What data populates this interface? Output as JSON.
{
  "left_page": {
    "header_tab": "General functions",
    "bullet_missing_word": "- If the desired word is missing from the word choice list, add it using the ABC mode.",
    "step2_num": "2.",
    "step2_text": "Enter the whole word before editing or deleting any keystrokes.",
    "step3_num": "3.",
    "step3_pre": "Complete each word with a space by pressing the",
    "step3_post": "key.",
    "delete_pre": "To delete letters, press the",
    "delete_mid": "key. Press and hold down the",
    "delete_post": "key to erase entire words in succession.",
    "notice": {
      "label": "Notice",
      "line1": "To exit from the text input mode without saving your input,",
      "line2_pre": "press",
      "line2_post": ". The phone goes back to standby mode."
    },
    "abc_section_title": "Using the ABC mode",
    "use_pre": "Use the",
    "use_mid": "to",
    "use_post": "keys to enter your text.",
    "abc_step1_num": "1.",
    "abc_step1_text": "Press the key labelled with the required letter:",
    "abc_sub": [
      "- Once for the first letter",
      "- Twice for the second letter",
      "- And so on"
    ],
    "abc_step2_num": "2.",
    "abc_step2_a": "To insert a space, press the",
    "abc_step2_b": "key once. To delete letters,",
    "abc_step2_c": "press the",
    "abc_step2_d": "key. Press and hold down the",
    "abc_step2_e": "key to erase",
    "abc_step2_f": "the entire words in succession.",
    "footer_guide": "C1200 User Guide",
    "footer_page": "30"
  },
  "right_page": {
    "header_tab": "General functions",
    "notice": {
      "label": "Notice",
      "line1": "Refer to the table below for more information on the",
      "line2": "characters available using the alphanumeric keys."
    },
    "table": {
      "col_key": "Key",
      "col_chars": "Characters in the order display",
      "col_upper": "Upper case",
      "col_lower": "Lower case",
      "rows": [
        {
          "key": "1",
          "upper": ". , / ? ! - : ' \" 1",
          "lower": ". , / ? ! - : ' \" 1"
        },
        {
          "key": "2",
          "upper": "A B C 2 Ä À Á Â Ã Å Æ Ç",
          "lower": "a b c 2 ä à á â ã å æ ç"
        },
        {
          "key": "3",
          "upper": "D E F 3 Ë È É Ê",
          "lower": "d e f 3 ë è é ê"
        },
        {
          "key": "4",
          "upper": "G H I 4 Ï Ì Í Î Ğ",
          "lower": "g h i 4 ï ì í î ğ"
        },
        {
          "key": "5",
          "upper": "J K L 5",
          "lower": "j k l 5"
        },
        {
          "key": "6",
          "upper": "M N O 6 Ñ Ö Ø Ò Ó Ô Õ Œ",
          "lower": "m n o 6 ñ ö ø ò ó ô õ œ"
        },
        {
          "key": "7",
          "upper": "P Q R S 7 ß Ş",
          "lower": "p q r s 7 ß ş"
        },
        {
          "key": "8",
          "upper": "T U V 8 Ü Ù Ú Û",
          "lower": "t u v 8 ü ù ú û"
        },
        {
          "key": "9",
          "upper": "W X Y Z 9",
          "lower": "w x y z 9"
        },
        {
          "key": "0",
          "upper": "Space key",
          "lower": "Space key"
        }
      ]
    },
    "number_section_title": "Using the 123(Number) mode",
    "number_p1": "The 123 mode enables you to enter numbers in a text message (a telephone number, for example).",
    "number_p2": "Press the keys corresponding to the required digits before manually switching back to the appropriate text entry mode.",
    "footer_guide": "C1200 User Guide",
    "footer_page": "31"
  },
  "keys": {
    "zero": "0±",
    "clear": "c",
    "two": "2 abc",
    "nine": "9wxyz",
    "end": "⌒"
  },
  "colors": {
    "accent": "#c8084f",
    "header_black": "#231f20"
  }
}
★ ★ ★ ★ ★
▸ THE REQUEST: Copy out the whole listing, exactly as written.

▸ ANSWER FOR THIS EXERCISE:
What data populates this interface? Output as JSON.
{
  "left_page": {
    "header_tab": "General functions",
    "bullet_missing_word": "- If the desired word is missing from the word choice list, add it using the ABC mode.",
    "step2_num": "2.",
    "step2_text": "Enter the whole word before editing or deleting any keystrokes.",
    "step3_num": "3.",
    "step3_pre": "Complete each word with a space by pressing the",
    "step3_post": "key.",
    "delete_pre": "To delete letters, press the",
    "delete_mid": "key. Press and hold down the",
    "delete_post": "key to erase entire words in succession.",
    "notice": {
      "label": "Notice",
      "line1": "To exit from the text input mode without saving your input,",
      "line2_pre": "press",
      "line2_post": ". The phone goes back to standby mode."
    },
    "abc_section_title": "Using the ABC mode",
    "use_pre": "Use the",
    "use_mid": "to",
    "use_post": "keys to enter your text.",
    "abc_step1_num": "1.",
    "abc_step1_text": "Press the key labelled with the required letter:",
    "abc_sub": [
      "- Once for the first letter",
      "- Twice for the second letter",
      "- And so on"
    ],
    "abc_step2_num": "2.",
    "abc_step2_a": "To insert a space, press the",
    "abc_step2_b": "key once. To delete letters,",
    "abc_step2_c": "press the",
    "abc_step2_d": "key. Press and hold down the",
    "abc_step2_e": "key to erase",
    "abc_step2_f": "the entire words in succession.",
    "footer_guide": "C1200 User Guide",
    "footer_page": "30"
  },
  "right_page": {
    "header_tab": "General functions",
    "notice": {
      "label": "Notice",
      "line1": "Refer to the table below for more information on the",
      "line2": "characters available using the alphanumeric keys."
    },
    "table": {
      "col_key": "Key",
      "col_chars": "Characters in the order display",
      "col_upper": "Upper case",
      "col_lower": "Lower case",
      "rows": [
        {
          "key": "1",
          "upper": ". , / ? ! - : ' \" 1",
          "lower": ". , / ? ! - : ' \" 1"
        },
        {
          "key": "2",
          "upper": "A B C 2 Ä À Á Â Ã Å Æ Ç",
          "lower": "a b c 2 ä à á â ã å æ ç"
        },
        {
          "key": "3",
          "upper": "D E F 3 Ë È É Ê",
          "lower": "d e f 3 ë è é ê"
        },
        {
          "key": "4",
          "upper": "G H I 4 Ï Ì Í Î Ğ",
          "lower": "g h i 4 ï ì í î ğ"
        },
        {
          "key": "5",
          "upper": "J K L 5",
          "lower": "j k l 5"
        },
        {
          "key": "6",
          "upper": "M N O 6 Ñ Ö Ø Ò Ó Ô Õ Œ",
          "lower": "m n o 6 ñ ö ø ò ó ô õ œ"
        },
        {
          "key": "7",
          "upper": "P Q R S 7 ß Ş",
          "lower": "p q r s 7 ß ş"
        },
        {
          "key": "8",
          "upper": "T U V 8 Ü Ù Ú Û",
          "lower": "t u v 8 ü ù ú û"
        },
        {
          "key": "9",
          "upper": "W X Y Z 9",
          "lower": "w x y z 9"
        },
        {
          "key": "0",
          "upper": "Space key",
          "lower": "Space key"
        }
      ]
    },
    "number_section_title": "Using the 123(Number) mode",
    "number_p1": "The 123 mode enables you to enter numbers in a text message (a telephone number, for example).",
    "number_p2": "Press the keys corresponding to the required digits before manually switching back to the appropriate text entry mode.",
    "footer_guide": "C1200 User Guide",
    "footer_page": "31"
  },
  "keys": {
    "zero": "0±",
    "clear": "c",
    "two": "2 abc",
    "nine": "9wxyz",
    "end": "⌒"
  },
  "colors": {
    "accent": "#c8084f",
    "header_black": "#231f20"
  }
}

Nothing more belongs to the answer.